What is the number of lines that include the word "California"? Provide only that figure.

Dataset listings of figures

- - - - -

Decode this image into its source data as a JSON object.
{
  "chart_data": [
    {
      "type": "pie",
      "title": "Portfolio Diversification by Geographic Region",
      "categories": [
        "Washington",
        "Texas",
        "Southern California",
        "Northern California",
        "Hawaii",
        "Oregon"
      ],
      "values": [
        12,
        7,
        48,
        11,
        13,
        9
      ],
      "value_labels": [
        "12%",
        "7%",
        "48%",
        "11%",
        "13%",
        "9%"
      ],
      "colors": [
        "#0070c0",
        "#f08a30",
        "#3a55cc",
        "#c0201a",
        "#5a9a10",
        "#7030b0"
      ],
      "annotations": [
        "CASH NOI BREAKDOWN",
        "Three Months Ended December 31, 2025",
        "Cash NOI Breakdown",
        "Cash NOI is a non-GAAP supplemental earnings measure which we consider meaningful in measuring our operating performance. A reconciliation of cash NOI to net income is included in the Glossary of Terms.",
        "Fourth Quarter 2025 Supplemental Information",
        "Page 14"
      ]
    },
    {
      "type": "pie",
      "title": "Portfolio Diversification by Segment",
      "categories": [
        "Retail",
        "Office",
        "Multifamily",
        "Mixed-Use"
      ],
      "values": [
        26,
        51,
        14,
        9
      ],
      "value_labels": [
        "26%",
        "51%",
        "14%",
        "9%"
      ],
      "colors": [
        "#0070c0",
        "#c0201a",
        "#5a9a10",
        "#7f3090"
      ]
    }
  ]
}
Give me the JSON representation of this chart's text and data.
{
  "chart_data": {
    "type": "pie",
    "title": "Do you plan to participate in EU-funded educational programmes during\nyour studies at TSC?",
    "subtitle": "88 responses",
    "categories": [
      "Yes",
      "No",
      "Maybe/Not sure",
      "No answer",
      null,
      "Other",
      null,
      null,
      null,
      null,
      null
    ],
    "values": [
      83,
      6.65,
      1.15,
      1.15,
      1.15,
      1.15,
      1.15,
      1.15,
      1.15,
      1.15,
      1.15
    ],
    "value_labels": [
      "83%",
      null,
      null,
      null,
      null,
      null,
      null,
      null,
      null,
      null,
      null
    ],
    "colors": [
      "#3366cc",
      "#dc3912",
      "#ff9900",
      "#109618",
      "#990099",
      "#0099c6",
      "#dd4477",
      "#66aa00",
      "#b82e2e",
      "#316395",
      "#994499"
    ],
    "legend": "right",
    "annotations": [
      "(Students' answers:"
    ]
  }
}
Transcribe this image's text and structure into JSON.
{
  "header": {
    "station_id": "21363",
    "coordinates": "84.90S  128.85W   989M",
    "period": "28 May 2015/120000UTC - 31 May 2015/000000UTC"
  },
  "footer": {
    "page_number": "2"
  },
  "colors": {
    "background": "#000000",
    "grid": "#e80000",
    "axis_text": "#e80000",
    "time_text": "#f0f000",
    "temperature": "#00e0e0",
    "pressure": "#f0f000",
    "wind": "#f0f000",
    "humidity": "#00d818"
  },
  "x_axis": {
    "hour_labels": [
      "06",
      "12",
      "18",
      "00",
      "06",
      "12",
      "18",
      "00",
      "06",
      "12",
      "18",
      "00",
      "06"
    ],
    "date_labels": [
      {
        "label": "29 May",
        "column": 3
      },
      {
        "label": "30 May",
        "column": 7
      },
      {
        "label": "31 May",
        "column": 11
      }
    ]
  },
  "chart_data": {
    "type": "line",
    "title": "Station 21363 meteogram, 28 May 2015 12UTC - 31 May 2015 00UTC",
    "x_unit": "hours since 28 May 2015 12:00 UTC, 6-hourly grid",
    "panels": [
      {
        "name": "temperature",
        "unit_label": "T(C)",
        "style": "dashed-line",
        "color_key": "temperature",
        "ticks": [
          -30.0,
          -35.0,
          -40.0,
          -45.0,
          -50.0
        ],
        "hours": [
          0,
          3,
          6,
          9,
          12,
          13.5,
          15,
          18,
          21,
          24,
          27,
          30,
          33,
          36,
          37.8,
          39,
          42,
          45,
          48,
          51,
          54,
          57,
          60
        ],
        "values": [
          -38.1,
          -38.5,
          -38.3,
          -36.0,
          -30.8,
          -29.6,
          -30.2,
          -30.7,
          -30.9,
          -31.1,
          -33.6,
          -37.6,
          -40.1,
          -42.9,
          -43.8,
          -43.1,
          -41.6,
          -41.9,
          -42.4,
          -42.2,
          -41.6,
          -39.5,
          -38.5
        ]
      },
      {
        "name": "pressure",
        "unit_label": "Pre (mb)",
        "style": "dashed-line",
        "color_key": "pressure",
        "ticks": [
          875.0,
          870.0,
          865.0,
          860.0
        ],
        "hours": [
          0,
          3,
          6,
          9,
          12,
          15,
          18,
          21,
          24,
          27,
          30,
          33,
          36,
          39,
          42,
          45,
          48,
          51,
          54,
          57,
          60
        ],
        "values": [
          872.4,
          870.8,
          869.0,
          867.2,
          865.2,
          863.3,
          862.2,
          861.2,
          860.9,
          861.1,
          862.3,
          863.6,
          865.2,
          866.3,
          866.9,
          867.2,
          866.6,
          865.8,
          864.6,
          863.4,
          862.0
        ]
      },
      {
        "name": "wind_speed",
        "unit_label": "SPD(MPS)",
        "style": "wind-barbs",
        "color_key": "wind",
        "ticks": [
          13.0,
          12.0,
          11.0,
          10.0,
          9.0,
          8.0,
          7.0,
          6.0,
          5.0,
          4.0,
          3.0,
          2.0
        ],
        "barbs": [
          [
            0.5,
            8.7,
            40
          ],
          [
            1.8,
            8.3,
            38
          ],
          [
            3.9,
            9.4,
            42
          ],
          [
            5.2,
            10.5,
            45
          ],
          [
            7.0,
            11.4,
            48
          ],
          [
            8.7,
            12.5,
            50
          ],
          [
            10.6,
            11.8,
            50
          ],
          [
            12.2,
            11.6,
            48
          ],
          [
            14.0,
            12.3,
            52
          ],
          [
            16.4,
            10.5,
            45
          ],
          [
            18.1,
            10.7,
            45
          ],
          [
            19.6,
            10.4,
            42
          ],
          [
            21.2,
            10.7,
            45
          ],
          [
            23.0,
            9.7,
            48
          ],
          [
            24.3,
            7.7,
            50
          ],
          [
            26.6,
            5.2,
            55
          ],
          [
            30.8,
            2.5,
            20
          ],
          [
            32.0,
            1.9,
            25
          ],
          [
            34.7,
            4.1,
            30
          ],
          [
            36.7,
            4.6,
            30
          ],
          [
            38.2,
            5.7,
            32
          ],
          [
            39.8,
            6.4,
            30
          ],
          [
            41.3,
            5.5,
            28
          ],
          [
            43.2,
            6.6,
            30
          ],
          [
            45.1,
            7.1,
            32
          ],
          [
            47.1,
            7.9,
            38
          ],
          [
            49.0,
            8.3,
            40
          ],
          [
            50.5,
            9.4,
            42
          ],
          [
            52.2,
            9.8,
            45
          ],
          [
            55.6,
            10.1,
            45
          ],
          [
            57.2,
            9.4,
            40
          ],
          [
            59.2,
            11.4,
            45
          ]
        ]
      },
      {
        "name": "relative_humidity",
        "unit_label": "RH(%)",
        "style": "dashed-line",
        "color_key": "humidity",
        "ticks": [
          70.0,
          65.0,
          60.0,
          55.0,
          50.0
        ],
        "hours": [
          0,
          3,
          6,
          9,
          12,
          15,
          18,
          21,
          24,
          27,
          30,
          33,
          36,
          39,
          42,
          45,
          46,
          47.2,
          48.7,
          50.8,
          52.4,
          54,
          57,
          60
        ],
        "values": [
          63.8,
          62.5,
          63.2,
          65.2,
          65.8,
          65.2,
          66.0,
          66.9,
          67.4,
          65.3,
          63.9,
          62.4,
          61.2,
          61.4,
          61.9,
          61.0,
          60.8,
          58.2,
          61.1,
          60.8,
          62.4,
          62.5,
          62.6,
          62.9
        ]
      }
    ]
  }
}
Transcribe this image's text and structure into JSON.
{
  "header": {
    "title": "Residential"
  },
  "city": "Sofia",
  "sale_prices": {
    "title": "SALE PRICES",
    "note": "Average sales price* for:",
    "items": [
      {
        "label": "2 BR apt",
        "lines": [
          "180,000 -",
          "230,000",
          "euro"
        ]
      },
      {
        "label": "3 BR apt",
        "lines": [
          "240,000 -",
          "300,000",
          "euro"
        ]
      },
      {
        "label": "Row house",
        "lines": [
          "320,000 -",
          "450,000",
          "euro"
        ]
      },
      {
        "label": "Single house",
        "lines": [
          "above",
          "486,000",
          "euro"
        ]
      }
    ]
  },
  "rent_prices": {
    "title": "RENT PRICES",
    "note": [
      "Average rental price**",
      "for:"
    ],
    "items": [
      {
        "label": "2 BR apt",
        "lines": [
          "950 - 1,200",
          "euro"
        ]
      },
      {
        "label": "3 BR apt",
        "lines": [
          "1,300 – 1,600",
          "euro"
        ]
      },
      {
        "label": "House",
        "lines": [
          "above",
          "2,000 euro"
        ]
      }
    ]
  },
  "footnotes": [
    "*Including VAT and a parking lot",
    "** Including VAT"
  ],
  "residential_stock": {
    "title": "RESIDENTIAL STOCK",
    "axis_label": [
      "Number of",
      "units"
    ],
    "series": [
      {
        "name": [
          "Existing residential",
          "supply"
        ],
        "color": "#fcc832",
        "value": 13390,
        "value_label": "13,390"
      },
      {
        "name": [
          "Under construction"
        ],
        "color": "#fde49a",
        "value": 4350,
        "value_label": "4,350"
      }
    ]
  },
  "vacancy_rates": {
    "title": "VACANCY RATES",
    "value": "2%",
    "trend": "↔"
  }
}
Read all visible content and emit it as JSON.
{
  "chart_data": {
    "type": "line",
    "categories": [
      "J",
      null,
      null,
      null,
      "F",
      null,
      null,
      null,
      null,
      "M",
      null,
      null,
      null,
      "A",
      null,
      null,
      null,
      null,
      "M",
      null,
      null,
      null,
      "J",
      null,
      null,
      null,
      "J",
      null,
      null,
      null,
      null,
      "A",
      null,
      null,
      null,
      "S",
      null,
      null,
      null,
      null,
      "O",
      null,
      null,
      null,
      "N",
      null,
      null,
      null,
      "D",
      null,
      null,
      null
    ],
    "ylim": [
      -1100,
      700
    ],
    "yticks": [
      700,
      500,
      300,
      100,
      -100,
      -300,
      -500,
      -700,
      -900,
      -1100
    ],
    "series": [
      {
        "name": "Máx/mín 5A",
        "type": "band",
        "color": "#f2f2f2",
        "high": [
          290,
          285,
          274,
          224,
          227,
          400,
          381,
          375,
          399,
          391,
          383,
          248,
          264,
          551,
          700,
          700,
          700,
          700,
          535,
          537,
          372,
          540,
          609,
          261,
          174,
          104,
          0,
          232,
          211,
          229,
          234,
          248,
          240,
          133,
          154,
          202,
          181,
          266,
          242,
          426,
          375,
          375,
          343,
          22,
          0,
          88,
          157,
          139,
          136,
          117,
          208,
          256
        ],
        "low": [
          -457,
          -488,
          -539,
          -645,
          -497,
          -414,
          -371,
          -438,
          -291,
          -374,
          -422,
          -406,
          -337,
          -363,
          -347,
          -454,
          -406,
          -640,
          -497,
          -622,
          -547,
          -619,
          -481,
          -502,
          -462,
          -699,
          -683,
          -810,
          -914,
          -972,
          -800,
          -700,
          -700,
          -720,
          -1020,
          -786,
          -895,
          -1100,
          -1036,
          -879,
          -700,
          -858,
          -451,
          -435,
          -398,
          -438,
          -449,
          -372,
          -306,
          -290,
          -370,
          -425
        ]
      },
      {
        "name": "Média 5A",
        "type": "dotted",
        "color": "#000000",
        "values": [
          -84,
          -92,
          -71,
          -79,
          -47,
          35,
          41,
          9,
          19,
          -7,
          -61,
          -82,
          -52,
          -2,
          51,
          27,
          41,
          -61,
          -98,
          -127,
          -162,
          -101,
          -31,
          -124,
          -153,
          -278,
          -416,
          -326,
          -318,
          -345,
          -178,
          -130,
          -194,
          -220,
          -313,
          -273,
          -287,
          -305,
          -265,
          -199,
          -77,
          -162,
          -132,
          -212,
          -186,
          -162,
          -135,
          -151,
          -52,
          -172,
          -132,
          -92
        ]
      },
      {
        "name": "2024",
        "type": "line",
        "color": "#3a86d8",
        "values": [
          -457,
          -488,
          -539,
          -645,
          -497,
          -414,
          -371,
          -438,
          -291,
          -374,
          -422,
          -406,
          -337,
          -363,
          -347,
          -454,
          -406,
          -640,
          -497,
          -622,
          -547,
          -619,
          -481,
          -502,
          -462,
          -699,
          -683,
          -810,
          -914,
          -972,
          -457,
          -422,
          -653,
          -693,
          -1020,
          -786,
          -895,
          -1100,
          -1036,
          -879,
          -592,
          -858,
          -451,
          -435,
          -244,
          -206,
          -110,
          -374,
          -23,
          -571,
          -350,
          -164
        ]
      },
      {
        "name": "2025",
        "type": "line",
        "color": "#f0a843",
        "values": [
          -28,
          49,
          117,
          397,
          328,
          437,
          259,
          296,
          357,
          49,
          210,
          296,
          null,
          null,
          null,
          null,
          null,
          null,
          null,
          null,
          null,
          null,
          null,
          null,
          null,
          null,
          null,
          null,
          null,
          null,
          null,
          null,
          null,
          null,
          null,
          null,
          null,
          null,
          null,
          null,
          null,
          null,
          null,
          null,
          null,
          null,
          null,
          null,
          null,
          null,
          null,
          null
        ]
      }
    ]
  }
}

- - - - -

Exercise solution
2